Written instruction: Retype exactly the lines from the line with "Extract all readable text from this page." to the end of the data, keeping both boundary lines.

Supplied data:
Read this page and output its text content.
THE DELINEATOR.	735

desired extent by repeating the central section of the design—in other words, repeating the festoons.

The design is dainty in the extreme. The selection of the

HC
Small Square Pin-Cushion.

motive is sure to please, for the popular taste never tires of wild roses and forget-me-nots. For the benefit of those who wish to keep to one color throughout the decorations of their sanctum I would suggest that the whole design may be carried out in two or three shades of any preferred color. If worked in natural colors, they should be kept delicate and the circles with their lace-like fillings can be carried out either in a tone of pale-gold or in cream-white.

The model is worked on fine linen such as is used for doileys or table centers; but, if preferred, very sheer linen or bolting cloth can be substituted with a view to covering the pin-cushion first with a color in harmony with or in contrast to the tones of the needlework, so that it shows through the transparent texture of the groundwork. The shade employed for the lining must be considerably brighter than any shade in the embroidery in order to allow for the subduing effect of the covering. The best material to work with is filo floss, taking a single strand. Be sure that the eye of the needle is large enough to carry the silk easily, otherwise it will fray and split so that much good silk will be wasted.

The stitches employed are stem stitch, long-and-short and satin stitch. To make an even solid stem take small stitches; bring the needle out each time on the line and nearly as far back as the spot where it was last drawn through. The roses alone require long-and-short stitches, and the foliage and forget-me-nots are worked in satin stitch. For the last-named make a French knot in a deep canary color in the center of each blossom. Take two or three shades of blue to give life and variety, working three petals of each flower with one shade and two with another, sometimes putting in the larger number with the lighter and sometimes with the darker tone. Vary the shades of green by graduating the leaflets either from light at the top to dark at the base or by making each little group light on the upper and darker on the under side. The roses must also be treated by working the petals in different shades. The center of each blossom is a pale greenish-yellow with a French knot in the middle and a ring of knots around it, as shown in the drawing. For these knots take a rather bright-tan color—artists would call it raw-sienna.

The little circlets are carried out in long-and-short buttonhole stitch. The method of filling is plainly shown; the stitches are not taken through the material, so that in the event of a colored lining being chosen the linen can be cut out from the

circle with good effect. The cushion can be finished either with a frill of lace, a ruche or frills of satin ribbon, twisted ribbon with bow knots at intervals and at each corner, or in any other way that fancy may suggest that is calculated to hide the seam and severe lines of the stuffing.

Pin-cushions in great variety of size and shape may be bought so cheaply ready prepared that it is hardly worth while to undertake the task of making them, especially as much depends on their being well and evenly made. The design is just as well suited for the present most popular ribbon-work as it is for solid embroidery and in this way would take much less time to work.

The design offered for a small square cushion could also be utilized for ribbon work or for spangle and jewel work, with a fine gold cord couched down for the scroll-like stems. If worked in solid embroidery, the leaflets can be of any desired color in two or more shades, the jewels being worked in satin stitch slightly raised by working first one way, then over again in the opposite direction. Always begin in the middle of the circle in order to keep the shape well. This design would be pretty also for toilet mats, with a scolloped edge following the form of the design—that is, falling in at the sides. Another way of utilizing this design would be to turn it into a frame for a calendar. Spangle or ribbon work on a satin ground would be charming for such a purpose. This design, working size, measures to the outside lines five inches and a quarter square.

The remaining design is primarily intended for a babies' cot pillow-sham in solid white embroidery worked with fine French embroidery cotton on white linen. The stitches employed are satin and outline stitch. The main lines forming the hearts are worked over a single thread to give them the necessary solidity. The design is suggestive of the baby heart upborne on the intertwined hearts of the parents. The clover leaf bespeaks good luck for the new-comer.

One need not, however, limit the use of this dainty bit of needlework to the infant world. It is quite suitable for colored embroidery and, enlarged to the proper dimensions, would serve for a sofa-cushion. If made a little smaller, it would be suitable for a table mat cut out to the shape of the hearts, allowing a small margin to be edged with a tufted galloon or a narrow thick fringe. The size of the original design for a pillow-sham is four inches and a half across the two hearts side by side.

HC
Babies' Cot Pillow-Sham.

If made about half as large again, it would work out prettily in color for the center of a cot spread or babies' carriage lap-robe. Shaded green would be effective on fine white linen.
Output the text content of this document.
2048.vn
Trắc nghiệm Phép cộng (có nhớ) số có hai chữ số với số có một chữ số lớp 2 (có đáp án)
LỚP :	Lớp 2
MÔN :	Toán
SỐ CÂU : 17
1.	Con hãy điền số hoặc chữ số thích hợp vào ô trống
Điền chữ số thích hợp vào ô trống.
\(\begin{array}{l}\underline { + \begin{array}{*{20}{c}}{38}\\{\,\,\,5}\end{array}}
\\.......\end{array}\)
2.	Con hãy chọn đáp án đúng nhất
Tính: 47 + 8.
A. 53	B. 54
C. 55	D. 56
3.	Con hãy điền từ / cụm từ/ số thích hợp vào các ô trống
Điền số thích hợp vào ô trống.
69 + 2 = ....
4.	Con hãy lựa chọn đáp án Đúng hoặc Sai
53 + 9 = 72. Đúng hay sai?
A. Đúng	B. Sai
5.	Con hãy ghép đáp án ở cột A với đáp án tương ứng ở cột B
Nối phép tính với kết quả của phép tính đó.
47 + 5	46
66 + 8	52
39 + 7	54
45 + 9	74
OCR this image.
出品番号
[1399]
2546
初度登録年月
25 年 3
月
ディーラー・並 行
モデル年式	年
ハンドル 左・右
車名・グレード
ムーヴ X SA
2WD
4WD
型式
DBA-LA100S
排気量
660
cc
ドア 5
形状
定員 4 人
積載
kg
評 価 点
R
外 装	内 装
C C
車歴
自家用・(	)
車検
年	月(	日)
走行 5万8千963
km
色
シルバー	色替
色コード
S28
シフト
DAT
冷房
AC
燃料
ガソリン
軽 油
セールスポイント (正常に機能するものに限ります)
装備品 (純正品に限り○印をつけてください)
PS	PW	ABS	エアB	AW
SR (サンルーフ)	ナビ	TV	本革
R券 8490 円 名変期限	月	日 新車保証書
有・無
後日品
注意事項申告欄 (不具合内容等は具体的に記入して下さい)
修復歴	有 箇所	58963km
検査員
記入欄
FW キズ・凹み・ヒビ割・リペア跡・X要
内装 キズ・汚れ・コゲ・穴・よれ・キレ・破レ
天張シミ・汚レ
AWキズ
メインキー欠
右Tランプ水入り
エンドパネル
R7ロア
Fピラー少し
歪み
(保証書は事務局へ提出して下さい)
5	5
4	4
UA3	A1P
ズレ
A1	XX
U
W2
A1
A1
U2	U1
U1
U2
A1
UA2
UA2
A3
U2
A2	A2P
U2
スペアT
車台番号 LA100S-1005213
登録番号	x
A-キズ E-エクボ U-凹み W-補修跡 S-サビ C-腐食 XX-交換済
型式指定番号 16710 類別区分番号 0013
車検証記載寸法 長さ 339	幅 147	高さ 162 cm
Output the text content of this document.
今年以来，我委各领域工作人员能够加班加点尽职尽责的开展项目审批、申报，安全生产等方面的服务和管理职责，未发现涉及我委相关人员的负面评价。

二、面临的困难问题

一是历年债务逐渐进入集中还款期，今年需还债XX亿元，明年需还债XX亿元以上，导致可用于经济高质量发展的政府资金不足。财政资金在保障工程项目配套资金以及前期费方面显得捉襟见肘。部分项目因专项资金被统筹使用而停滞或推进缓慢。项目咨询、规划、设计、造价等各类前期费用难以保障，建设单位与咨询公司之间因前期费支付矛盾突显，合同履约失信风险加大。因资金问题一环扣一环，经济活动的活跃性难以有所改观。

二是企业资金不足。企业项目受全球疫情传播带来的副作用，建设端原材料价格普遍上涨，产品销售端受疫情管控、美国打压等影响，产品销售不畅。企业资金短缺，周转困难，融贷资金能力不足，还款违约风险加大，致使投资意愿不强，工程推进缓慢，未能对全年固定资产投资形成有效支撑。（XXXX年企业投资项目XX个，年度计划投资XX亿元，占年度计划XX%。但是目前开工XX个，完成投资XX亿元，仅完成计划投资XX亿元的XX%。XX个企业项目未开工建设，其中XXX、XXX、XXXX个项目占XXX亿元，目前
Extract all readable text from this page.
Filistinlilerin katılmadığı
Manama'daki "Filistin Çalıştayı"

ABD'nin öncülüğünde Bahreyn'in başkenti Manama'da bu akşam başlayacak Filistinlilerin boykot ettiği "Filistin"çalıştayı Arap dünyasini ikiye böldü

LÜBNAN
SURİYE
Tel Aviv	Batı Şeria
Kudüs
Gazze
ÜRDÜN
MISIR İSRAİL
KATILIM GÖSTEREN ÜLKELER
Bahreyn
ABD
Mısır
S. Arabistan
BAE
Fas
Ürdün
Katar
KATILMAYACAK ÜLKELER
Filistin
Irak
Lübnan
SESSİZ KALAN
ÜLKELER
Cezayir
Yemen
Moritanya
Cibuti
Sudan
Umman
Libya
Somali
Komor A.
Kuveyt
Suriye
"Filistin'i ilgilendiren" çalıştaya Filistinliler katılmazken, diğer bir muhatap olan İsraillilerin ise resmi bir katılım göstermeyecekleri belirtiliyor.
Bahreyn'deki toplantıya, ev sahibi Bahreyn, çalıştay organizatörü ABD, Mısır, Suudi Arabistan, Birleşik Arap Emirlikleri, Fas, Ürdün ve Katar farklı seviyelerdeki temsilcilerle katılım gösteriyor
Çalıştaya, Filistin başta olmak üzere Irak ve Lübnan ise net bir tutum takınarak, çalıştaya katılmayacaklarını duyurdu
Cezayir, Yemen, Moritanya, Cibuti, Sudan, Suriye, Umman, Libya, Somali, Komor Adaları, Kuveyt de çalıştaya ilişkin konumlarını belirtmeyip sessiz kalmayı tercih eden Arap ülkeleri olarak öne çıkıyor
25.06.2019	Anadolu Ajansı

Exercise solution:
Extract all readable text from this page.
Filistinlilerin katılmadığı
Manama'daki "Filistin Çalıştayı"

ABD'nin öncülüğünde Bahreyn'in başkenti Manama'da bu akşam başlayacak Filistinlilerin boykot ettiği "Filistin"çalıştayı Arap dünyasini ikiye böldü

LÜBNAN
SURİYE
Tel Aviv	Batı Şeria
Kudüs
Gazze
ÜRDÜN
MISIR İSRAİL
KATILIM GÖSTEREN ÜLKELER
Bahreyn
ABD
Mısır
S. Arabistan
BAE
Fas
Ürdün
Katar
KATILMAYACAK ÜLKELER
Filistin
Irak
Lübnan
SESSİZ KALAN
ÜLKELER
Cezayir
Yemen
Moritanya
Cibuti
Sudan
Umman
Libya
Somali
Komor A.
Kuveyt
Suriye
"Filistin'i ilgilendiren" çalıştaya Filistinliler katılmazken, diğer bir muhatap olan İsraillilerin ise resmi bir katılım göstermeyecekleri belirtiliyor.
Bahreyn'deki toplantıya, ev sahibi Bahreyn, çalıştay organizatörü ABD, Mısır, Suudi Arabistan, Birleşik Arap Emirlikleri, Fas, Ürdün ve Katar farklı seviyelerdeki temsilcilerle katılım gösteriyor
Çalıştaya, Filistin başta olmak üzere Irak ve Lübnan ise net bir tutum takınarak, çalıştaya katılmayacaklarını duyurdu
Cezayir, Yemen, Moritanya, Cibuti, Sudan, Suriye, Umman, Libya, Somali, Komor Adaları, Kuveyt de çalıştaya ilişkin konumlarını belirtmeyip sessiz kalmayı tercih eden Arap ülkeleri olarak öne çıkıyor
25.06.2019	Anadolu Ajansı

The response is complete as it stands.